__WHAT THIS TASK INVOLVES__
Write the records out again, keeping each line exactly as it is.

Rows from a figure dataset
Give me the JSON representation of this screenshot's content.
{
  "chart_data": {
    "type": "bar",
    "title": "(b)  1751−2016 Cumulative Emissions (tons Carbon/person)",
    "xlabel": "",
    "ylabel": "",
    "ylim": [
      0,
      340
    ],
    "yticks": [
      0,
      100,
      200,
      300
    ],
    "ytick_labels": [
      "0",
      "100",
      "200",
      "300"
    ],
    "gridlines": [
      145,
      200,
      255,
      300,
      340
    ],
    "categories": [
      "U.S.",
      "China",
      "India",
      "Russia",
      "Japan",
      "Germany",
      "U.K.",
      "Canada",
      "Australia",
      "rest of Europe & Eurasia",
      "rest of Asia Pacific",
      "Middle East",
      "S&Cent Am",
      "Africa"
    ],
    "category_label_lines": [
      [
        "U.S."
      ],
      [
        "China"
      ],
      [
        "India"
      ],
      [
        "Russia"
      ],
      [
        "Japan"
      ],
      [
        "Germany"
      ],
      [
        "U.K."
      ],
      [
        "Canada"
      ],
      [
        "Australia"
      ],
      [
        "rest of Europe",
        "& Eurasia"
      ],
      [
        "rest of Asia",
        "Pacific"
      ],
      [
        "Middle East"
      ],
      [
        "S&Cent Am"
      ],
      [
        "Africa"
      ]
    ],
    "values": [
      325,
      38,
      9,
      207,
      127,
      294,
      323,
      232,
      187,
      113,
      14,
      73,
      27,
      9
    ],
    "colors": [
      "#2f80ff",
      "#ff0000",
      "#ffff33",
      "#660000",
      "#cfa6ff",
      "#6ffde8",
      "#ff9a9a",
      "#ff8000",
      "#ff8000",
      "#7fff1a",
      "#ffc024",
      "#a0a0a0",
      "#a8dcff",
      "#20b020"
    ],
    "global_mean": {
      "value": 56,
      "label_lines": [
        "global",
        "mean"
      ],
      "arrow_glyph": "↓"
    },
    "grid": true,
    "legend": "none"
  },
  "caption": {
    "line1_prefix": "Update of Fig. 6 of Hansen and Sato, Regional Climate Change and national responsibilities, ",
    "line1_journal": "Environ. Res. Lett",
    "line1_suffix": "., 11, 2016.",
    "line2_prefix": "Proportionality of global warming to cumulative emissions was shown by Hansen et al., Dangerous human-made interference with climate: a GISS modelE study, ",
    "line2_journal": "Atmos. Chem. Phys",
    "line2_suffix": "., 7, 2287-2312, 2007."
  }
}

__EXERCISE RESPONSE__
Give me the JSON representation of this screenshot's content.
{
  "chart_data": {
    "type": "bar",
    "title": "(b)  1751−2016 Cumulative Emissions (tons Carbon/person)",
    "xlabel": "",
    "ylabel": "",
    "ylim": [
      0,
      340
    ],
    "yticks": [
      0,
      100,
      200,
      300
    ],
    "ytick_labels": [
      "0",
      "100",
      "200",
      "300"
    ],
    "gridlines": [
      145,
      200,
      255,
      300,
      340
    ],
    "categories": [
      "U.S.",
      "China",
      "India",
      "Russia",
      "Japan",
      "Germany",
      "U.K.",
      "Canada",
      "Australia",
      "rest of Europe & Eurasia",
      "rest of Asia Pacific",
      "Middle East",
      "S&Cent Am",
      "Africa"
    ],
    "category_label_lines": [
      [
        "U.S."
      ],
      [
        "China"
      ],
      [
        "India"
      ],
      [
        "Russia"
      ],
      [
        "Japan"
      ],
      [
        "Germany"
      ],
      [
        "U.K."
      ],
      [
        "Canada"
      ],
      [
        "Australia"
      ],
      [
        "rest of Europe",
        "& Eurasia"
      ],
      [
        "rest of Asia",
        "Pacific"
      ],
      [
        "Middle East"
      ],
      [
        "S&Cent Am"
      ],
      [
        "Africa"
      ]
    ],
    "values": [
      325,
      38,
      9,
      207,
      127,
      294,
      323,
      232,
      187,
      113,
      14,
      73,
      27,
      9
    ],
    "colors": [
      "#2f80ff",
      "#ff0000",
      "#ffff33",
      "#660000",
      "#cfa6ff",
      "#6ffde8",
      "#ff9a9a",
      "#ff8000",
      "#ff8000",
      "#7fff1a",
      "#ffc024",
      "#a0a0a0",
      "#a8dcff",
      "#20b020"
    ],
    "global_mean": {
      "value": 56,
      "label_lines": [
        "global",
        "mean"
      ],
      "arrow_glyph": "↓"
    },
    "grid": true,
    "legend": "none"
  },
  "caption": {
    "line1_prefix": "Update of Fig. 6 of Hansen and Sato, Regional Climate Change and national responsibilities, ",
    "line1_journal": "Environ. Res. Lett",
    "line1_suffix": "., 11, 2016.",
    "line2_prefix": "Proportionality of global warming to cumulative emissions was shown by Hansen et al., Dangerous human-made interference with climate: a GISS modelE study, ",
    "line2_journal": "Atmos. Chem. Phys",
    "line2_suffix": "., 7, 2287-2312, 2007."
  }
}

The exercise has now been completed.